[Task prompt] Restate, word for word, every line of the data.

[Task inputs start]

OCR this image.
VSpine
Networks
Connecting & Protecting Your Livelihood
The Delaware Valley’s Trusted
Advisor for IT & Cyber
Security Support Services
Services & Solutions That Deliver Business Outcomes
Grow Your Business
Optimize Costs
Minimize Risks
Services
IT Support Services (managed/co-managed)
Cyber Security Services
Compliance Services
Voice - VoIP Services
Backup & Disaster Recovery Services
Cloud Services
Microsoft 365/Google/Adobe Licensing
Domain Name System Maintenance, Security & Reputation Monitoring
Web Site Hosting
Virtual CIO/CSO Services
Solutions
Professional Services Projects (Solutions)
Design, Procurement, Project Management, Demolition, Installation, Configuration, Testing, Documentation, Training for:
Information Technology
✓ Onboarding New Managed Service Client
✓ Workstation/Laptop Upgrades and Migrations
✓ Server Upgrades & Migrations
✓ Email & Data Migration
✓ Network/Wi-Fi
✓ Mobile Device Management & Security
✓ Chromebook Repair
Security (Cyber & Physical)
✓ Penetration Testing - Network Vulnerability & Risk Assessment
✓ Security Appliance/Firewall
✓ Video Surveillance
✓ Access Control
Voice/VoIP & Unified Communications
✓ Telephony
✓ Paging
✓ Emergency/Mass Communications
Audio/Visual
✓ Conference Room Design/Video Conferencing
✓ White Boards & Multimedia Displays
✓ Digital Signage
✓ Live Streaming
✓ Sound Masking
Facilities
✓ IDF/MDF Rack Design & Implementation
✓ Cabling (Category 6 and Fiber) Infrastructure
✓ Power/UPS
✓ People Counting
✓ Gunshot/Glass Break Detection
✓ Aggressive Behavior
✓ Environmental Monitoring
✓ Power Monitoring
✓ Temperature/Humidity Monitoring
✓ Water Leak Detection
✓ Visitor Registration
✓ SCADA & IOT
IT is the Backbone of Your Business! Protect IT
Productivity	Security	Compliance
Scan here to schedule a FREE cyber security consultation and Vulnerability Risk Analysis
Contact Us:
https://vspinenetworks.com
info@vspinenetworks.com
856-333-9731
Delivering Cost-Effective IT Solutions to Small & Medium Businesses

[Task inputs end]

[Solution to this task]
OCR this image.
VSpine
Networks
Connecting & Protecting Your Livelihood
The Delaware Valley’s Trusted
Advisor for IT & Cyber
Security Support Services
Services & Solutions That Deliver Business Outcomes
Grow Your Business
Optimize Costs
Minimize Risks
Services
IT Support Services (managed/co-managed)
Cyber Security Services
Compliance Services
Voice - VoIP Services
Backup & Disaster Recovery Services
Cloud Services
Microsoft 365/Google/Adobe Licensing
Domain Name System Maintenance, Security & Reputation Monitoring
Web Site Hosting
Virtual CIO/CSO Services
Solutions
Professional Services Projects (Solutions)
Design, Procurement, Project Management, Demolition, Installation, Configuration, Testing, Documentation, Training for:
Information Technology
✓ Onboarding New Managed Service Client
✓ Workstation/Laptop Upgrades and Migrations
✓ Server Upgrades & Migrations
✓ Email & Data Migration
✓ Network/Wi-Fi
✓ Mobile Device Management & Security
✓ Chromebook Repair
Security (Cyber & Physical)
✓ Penetration Testing - Network Vulnerability & Risk Assessment
✓ Security Appliance/Firewall
✓ Video Surveillance
✓ Access Control
Voice/VoIP & Unified Communications
✓ Telephony
✓ Paging
✓ Emergency/Mass Communications
Audio/Visual
✓ Conference Room Design/Video Conferencing
✓ White Boards & Multimedia Displays
✓ Digital Signage
✓ Live Streaming
✓ Sound Masking
Facilities
✓ IDF/MDF Rack Design & Implementation
✓ Cabling (Category 6 and Fiber) Infrastructure
✓ Power/UPS
✓ People Counting
✓ Gunshot/Glass Break Detection
✓ Aggressive Behavior
✓ Environmental Monitoring
✓ Power Monitoring
✓ Temperature/Humidity Monitoring
✓ Water Leak Detection
✓ Visitor Registration
✓ SCADA & IOT
IT is the Backbone of Your Business! Protect IT
Productivity	Security	Compliance
Scan here to schedule a FREE cyber security consultation and Vulnerability Risk Analysis
Contact Us:
https://vspinenetworks.com
info@vspinenetworks.com
856-333-9731
Delivering Cost-Effective IT Solutions to Small & Medium Businesses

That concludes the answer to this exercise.